==== Data section ====
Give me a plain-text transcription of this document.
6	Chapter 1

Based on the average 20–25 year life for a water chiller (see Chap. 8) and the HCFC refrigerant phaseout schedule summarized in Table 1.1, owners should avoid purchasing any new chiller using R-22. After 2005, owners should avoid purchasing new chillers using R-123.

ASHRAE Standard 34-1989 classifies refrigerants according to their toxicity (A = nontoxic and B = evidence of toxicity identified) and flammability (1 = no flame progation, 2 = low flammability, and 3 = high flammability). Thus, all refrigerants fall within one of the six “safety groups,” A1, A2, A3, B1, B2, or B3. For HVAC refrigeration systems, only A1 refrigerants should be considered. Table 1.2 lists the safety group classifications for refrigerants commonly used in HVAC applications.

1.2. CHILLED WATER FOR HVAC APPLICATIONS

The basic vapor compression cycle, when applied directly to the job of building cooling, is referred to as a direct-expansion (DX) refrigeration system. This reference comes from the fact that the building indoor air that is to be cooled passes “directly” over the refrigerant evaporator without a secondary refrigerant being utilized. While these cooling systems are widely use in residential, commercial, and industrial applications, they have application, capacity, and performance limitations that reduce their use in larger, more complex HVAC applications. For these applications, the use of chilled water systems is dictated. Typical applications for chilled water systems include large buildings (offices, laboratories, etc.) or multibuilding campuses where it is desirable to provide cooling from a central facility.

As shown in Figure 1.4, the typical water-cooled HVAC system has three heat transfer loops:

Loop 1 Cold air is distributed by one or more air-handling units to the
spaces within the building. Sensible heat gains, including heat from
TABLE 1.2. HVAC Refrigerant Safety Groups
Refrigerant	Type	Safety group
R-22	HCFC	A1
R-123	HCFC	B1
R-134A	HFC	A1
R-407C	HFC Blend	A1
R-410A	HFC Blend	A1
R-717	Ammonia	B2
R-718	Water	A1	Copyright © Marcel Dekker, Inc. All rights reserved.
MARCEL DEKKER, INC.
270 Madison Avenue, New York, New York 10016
====
▸ **Exercise prompt**
Return each line of the data that contains the string "heat".

▸ **Task output**
As shown in Figure 1.4, the typical water-cooled HVAC system has three heat transfer loops:
spaces within the building. Sensible heat gains, including heat from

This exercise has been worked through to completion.